Output each entry below as it stands, leaving out every picture.

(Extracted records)
===

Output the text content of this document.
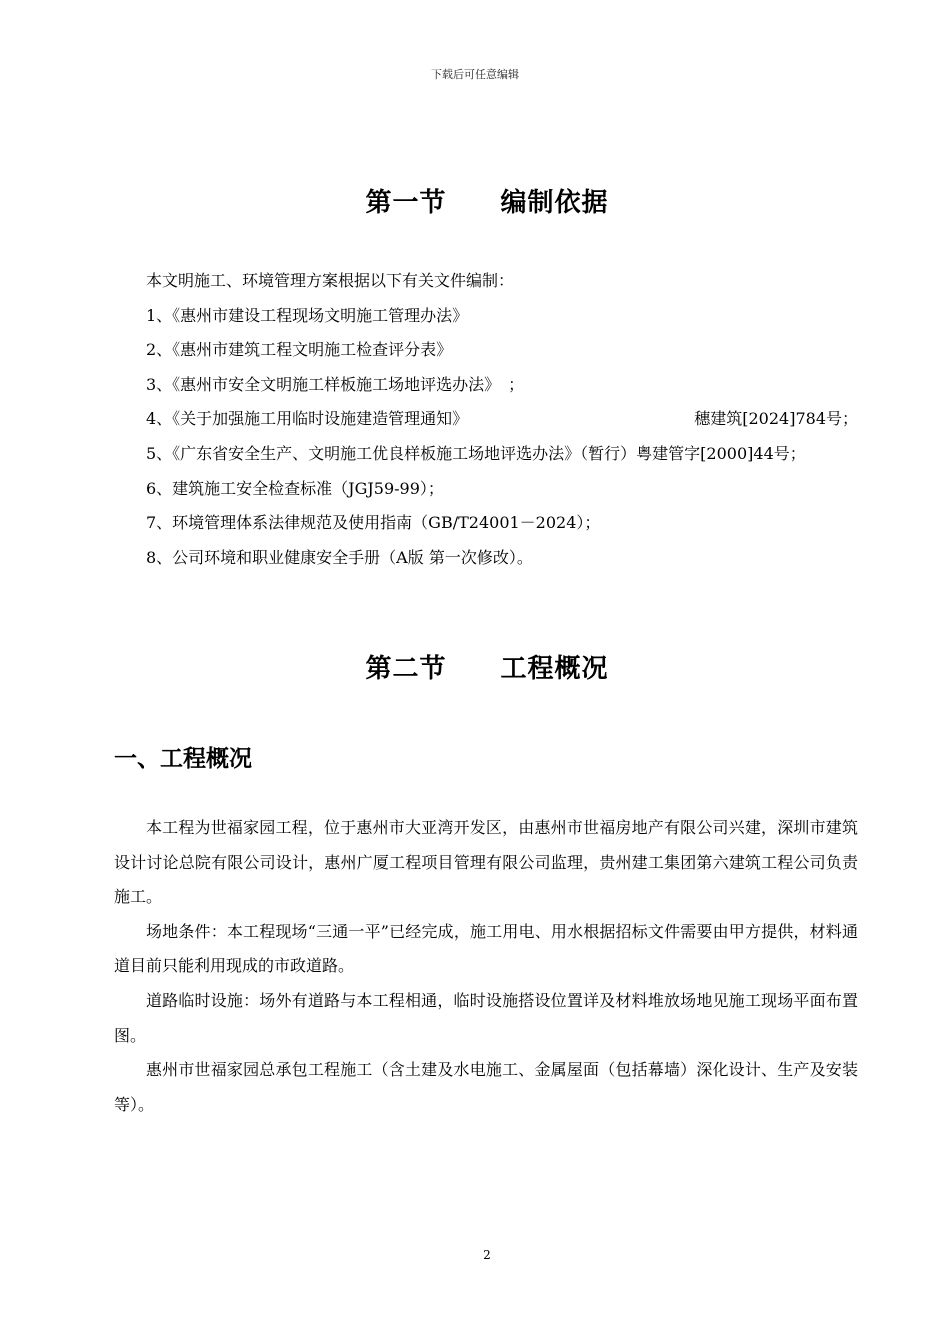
下载后可任意编辑
第一节　　编制依据
本文明施工、环境管理方案根据以下有关文件编制：
1、《惠州市建设工程现场文明施工管理办法》
2、《惠州市建筑工程文明施工检查评分表》
3、《惠州市安全文明施工样板施工场地评选办法》　；
4、《关于加强施工用临时设施建造管理通知》	穗建筑[2024]784号；
5、《广东省安全生产、文明施工优良样板施工场地评选办法》（暂行）粤建管字[2000]44号；
6、建筑施工安全检查标准（JGJ59-99）；
7、环境管理体系法律规范及使用指南（GB/T24001－2024）；
8、公司环境和职业健康安全手册（A版 第一次修改）。
第二节　　工程概况
一、工程概况

本工程为世福家园工程，位于惠州市大亚湾开发区，由惠州市世福房地产有限公司兴建，深圳市建筑设计讨论总院有限公司设计，惠州广厦工程项目管理有限公司监理，贵州建工集团第六建筑工程公司负责施工。

场地条件：本工程现场“三通一平”已经完成，施工用电、用水根据招标文件需要由甲方提供，材料通道目前只能利用现成的市政道路。

道路临时设施：场外有道路与本工程相通，临时设施搭设位置详及材料堆放场地见施工现场平面布置图。

惠州市世福家园总承包工程施工（含土建及水电施工、金属屋面（包括幕墙）深化设计、生产及安装等）。

2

===

Result =
Output the text content of this document.
下载后可任意编辑
第一节　　编制依据
本文明施工、环境管理方案根据以下有关文件编制：
1、《惠州市建设工程现场文明施工管理办法》
2、《惠州市建筑工程文明施工检查评分表》
3、《惠州市安全文明施工样板施工场地评选办法》　；
4、《关于加强施工用临时设施建造管理通知》	穗建筑[2024]784号；
5、《广东省安全生产、文明施工优良样板施工场地评选办法》（暂行）粤建管字[2000]44号；
6、建筑施工安全检查标准（JGJ59-99）；
7、环境管理体系法律规范及使用指南（GB/T24001－2024）；
8、公司环境和职业健康安全手册（A版 第一次修改）。
第二节　　工程概况
一、工程概况

本工程为世福家园工程，位于惠州市大亚湾开发区，由惠州市世福房地产有限公司兴建，深圳市建筑设计讨论总院有限公司设计，惠州广厦工程项目管理有限公司监理，贵州建工集团第六建筑工程公司负责施工。

场地条件：本工程现场“三通一平”已经完成，施工用电、用水根据招标文件需要由甲方提供，材料通道目前只能利用现成的市政道路。

道路临时设施：场外有道路与本工程相通，临时设施搭设位置详及材料堆放场地见施工现场平面布置图。

惠州市世福家园总承包工程施工（含土建及水电施工、金属屋面（包括幕墙）深化设计、生产及安装等）。

2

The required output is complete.